_Goal of the exercise_:
Scan the lines below for "simple" and copy the matches.

Transcript entries for document pages

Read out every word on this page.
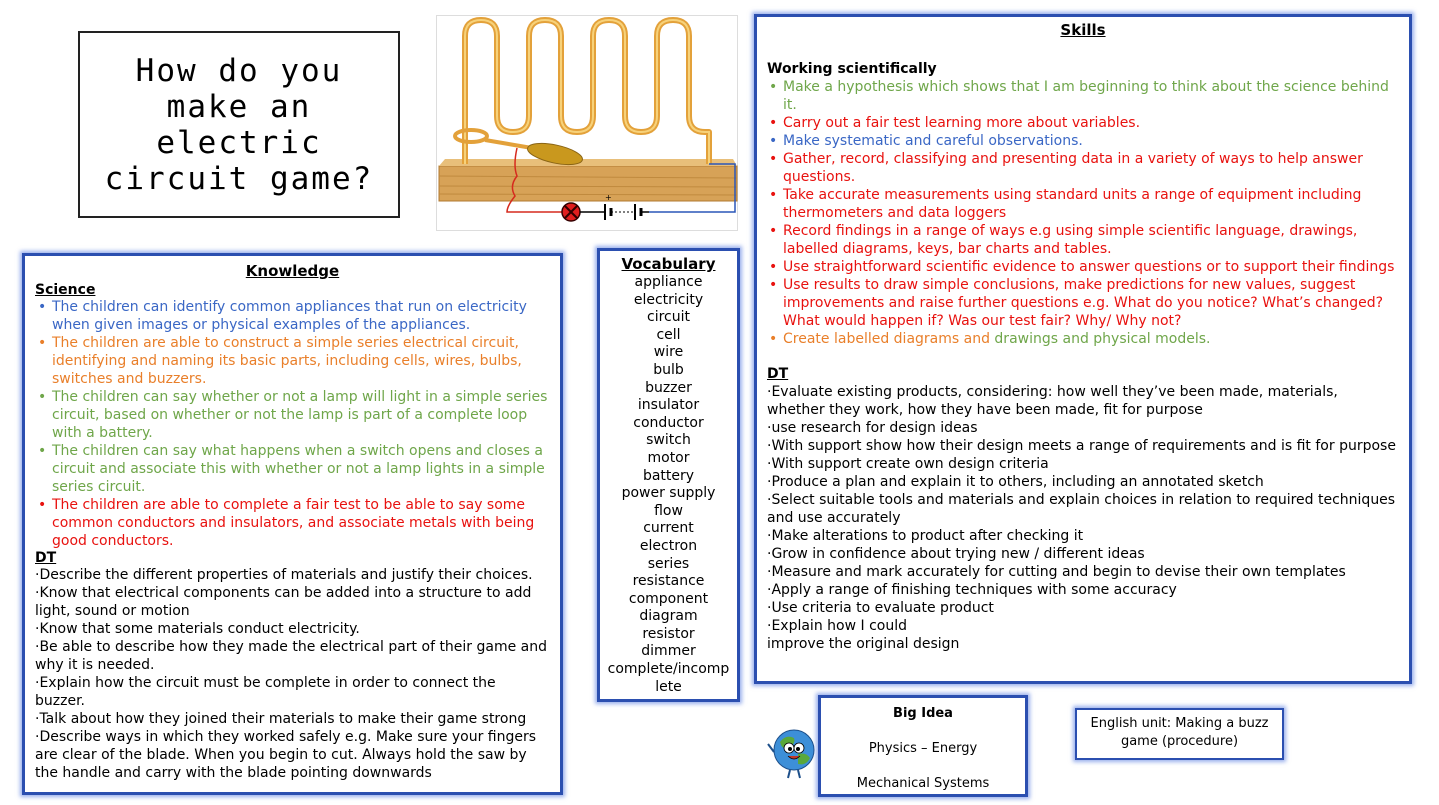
How do you
make an
electric
circuit game?
+
Knowledge
Science
• The children can identify common appliances that run on electricity when given images or physical examples of the appliances.
• The children are able to construct a simple series electrical circuit, identifying and naming its basic parts, including cells, wires, bulbs, switches and buzzers.
• The children can say whether or not a lamp will light in a simple series circuit, based on whether or not the lamp is part of a complete loop with a battery.
• The children can say what happens when a switch opens and closes a circuit and associate this with whether or not a lamp lights in a simple series circuit.
• The children are able to complete a fair test to be able to say some common conductors and insulators, and associate metals with being good conductors.
DT

·Describe the different properties of materials and justify their choices.

·Know that electrical components can be added into a structure to add light, sound or motion

·Know that some materials conduct electricity.

·Be able to describe how they made the electrical part of their game and why it is needed.

·Explain how the circuit must be complete in order to connect the buzzer.

·Talk about how they joined their materials to make their game strong

·Describe ways in which they worked safely e.g. Make sure your fingers are clear of the blade. When you begin to cut. Always hold the saw by the handle and carry with the blade pointing downwards

Vocabulary
appliance
electricity
circuit
cell
wire
bulb
buzzer
insulator
conductor
switch
motor
battery
power supply
flow
current
electron
series
resistance
component
diagram
resistor
dimmer
complete/incomp
lete
Skills
Working scientifically
• Make a hypothesis which shows that I am beginning to think about the science behind it.
• Carry out a fair test learning more about variables.
• Make systematic and careful observations.
• Gather, record, classifying and presenting data in a variety of ways to help answer questions.
• Take accurate measurements using standard units a range of equipment including thermometers and data loggers
• Record findings in a range of ways e.g using simple scientific language, drawings, labelled diagrams, keys, bar charts and tables.
• Use straightforward scientific evidence to answer questions or to support their findings
• Use results to draw simple conclusions, make predictions for new values, suggest improvements and raise further questions e.g. What do you notice? What’s changed? What would happen if? Was our test fair? Why/ Why not?
• Create labelled diagrams and drawings and physical models.
DT

·Evaluate existing products, considering: how well they’ve been made, materials, whether they work, how they have been made, fit for purpose

·use research for design ideas

·With support show how their design meets a range of requirements and is fit for purpose

·With support create own design criteria

·Produce a plan and explain it to others, including an annotated sketch

·Select suitable tools and materials and explain choices in relation to required techniques and use accurately

·Make alterations to product after checking it

·Grow in confidence about trying new / different ideas

·Measure and mark accurately for cutting and begin to devise their own templates

·Apply a range of finishing techniques with some accuracy

·Use criteria to evaluate product

·Explain how I could

improve the original design

Big Idea
Physics – Energy
Mechanical Systems
English unit: Making a buzz game (procedure)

_Task response_:
• The children are able to construct a simple series electrical circuit, identifying and naming its basic parts, including cells, wires, bulbs, switches and buzzers.
• The children can say whether or not a lamp will light in a simple series circuit, based on whether or not the lamp is part of a complete loop with a battery.
• The children can say what happens when a switch opens and closes a circuit and associate this with whether or not a lamp lights in a simple series circuit.
• Record findings in a range of ways e.g using simple scientific language, drawings, labelled diagrams, keys, bar charts and tables.
• Use results to draw simple conclusions, make predictions for new values, suggest improvements and raise further questions e.g. What do you notice? What’s changed? What would happen if? Was our test fair? Why/ Why not?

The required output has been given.